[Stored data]
◆ ◆ ◆
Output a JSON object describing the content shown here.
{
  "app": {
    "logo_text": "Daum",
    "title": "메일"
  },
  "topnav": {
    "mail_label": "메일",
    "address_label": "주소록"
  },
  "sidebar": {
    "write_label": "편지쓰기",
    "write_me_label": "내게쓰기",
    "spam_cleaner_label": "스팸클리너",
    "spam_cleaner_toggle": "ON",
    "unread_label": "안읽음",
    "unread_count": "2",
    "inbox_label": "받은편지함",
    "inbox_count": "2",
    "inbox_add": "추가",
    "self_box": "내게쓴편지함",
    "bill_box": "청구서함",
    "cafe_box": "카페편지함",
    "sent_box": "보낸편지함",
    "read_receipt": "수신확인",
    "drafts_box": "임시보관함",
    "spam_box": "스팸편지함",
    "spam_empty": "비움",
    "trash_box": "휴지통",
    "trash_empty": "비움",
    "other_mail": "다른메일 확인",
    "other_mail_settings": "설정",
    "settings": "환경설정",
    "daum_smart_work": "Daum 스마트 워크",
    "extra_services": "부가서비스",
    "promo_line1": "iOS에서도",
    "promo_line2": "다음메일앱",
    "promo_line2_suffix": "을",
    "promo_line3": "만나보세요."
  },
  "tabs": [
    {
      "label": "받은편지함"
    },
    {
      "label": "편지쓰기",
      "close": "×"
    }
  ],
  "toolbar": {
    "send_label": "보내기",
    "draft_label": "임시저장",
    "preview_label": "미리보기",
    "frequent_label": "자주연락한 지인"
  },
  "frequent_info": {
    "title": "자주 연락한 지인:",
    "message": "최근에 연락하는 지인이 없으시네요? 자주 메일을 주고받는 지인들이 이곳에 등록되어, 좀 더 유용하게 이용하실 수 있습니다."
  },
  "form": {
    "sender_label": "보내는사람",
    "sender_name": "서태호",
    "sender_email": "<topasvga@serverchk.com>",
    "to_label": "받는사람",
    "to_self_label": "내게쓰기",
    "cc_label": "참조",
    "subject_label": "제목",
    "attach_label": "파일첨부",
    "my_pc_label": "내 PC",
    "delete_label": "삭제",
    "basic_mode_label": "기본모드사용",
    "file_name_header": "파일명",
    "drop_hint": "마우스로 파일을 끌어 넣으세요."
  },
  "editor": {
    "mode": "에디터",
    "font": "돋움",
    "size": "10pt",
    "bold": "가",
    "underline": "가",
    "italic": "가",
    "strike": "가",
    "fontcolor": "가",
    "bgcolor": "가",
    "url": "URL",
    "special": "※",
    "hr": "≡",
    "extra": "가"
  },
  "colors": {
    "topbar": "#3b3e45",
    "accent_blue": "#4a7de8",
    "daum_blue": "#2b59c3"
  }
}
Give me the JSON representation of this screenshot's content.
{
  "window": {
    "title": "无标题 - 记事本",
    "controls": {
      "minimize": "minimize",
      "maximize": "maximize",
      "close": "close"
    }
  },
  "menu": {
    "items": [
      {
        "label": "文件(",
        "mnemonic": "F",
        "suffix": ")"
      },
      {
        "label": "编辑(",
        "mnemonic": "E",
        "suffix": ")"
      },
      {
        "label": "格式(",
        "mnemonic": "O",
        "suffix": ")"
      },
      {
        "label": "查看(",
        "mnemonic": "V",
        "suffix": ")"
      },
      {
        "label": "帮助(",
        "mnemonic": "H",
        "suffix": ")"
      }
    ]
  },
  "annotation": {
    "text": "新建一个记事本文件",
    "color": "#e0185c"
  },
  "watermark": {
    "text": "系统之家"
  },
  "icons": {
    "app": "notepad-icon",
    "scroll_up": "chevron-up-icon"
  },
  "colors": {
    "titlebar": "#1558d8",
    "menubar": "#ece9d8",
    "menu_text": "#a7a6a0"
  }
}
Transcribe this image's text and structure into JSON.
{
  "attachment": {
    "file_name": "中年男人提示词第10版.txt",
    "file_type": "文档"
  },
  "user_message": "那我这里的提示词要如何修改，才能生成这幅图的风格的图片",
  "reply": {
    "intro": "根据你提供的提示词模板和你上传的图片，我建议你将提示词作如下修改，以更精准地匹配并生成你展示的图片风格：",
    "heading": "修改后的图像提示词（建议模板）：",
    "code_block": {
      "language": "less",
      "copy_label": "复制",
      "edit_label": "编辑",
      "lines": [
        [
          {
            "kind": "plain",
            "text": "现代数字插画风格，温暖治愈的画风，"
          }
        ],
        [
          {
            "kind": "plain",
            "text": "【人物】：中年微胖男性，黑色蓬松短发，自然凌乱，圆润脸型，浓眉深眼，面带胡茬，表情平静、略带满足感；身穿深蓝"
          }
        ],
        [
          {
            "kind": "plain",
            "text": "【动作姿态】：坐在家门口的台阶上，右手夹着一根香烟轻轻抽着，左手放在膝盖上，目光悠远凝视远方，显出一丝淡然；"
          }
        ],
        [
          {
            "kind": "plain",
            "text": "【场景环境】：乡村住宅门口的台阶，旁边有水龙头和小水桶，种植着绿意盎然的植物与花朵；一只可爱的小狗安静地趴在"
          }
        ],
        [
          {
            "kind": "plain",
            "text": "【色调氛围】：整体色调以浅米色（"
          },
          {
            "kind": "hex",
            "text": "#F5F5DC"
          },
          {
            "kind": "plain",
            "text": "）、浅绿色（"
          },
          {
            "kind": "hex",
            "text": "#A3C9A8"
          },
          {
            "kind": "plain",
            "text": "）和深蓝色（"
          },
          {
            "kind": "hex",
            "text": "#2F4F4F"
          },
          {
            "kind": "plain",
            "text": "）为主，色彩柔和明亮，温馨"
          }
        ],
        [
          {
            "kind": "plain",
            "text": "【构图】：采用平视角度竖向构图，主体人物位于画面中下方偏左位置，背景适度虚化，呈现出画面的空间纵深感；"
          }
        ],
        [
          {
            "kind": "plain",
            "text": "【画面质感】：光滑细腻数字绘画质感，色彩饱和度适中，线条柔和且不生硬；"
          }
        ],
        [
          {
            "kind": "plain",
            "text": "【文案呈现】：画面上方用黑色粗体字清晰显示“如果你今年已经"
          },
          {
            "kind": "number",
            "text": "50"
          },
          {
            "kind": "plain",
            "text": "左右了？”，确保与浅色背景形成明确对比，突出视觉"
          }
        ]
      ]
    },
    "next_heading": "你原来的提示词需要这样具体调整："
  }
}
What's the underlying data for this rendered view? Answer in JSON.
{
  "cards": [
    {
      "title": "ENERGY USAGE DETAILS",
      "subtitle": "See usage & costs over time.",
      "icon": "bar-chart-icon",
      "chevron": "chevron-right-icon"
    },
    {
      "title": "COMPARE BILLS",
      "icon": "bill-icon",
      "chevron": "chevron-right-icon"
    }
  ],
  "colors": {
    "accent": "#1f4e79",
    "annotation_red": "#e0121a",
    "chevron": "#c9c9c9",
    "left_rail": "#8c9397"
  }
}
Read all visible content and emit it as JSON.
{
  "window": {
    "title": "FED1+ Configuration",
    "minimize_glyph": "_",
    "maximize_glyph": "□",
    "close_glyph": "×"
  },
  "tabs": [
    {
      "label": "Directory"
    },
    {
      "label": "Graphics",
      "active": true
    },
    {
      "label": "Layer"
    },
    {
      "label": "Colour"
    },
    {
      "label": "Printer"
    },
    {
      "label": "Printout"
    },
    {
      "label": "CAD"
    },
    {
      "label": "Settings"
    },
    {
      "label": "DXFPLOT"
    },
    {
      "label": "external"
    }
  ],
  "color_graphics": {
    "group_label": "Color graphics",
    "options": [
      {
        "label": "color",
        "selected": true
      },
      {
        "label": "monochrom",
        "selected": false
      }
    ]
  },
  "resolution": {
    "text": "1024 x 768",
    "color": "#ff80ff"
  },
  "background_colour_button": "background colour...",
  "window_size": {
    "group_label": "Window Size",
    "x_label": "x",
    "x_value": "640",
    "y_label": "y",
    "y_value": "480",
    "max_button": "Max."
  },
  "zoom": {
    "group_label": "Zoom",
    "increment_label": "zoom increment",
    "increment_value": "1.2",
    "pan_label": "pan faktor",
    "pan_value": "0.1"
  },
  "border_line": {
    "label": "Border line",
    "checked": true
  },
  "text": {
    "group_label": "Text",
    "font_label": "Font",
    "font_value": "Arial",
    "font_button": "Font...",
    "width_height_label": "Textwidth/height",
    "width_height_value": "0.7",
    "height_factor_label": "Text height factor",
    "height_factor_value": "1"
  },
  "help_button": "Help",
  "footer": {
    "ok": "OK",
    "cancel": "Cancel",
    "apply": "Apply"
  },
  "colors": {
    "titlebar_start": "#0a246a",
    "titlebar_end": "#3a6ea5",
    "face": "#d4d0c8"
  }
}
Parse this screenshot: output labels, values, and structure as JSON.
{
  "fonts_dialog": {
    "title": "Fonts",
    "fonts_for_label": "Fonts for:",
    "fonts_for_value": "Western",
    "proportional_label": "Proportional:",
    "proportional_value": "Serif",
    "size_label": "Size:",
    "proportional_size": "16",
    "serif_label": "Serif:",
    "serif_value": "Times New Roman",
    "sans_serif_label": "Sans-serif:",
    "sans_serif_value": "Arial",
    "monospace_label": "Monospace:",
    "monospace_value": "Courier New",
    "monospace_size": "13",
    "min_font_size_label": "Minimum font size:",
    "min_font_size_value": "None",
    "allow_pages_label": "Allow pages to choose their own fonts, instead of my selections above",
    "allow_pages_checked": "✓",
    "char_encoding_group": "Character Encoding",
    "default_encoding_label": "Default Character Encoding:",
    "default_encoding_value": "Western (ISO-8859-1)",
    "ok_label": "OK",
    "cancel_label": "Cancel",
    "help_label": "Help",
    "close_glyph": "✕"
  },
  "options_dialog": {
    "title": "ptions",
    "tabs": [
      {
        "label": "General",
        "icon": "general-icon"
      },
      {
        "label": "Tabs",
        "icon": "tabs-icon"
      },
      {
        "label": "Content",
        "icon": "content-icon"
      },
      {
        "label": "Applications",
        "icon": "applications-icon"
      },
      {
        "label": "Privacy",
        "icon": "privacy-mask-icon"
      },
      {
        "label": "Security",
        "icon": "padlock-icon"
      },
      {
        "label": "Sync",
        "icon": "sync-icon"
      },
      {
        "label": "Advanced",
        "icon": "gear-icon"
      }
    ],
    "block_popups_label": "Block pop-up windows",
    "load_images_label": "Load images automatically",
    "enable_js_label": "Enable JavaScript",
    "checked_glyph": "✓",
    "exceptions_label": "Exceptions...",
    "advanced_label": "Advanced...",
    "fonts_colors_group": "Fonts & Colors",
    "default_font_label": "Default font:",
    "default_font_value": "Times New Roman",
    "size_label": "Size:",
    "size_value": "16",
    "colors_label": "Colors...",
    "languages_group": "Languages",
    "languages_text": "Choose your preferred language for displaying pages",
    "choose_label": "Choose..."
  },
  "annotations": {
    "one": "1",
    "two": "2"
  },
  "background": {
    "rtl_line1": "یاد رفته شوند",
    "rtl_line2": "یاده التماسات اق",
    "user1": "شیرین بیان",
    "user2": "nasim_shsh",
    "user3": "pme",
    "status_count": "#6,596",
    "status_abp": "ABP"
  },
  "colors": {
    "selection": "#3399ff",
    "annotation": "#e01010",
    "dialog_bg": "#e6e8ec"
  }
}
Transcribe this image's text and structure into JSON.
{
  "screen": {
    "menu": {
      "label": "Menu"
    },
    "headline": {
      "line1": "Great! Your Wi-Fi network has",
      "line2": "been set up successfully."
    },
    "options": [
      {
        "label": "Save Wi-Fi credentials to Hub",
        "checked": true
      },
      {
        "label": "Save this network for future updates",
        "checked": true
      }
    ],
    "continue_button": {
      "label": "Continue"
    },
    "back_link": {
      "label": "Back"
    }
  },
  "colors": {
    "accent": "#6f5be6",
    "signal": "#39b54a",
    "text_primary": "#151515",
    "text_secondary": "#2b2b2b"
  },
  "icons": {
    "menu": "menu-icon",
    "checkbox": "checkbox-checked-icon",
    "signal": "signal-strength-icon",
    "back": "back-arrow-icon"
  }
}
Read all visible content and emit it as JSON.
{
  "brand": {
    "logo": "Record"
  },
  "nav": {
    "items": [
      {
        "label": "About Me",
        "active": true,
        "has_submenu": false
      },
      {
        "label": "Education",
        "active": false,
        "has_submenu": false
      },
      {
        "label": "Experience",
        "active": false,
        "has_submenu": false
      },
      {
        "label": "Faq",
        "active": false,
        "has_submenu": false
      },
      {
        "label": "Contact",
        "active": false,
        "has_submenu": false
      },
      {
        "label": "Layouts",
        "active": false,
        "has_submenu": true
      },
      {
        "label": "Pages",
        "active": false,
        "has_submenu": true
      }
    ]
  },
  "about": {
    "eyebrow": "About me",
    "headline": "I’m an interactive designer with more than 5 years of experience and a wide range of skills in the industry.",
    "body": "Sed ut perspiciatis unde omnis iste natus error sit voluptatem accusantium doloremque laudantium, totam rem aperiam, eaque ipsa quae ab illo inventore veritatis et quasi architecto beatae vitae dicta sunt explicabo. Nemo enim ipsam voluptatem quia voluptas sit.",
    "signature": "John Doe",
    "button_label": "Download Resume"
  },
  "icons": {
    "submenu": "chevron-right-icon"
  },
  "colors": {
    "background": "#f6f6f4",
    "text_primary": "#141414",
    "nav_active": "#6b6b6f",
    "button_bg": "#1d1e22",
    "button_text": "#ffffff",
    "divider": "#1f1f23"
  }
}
◆ ◆ ◆
▸ **Requirements**
In the listing above, find the lines holding the word "screenshot" and copy them.

▸ **Written answer**
Give me the JSON representation of this screenshot's content.
Parse this screenshot: output labels, values, and structure as JSON.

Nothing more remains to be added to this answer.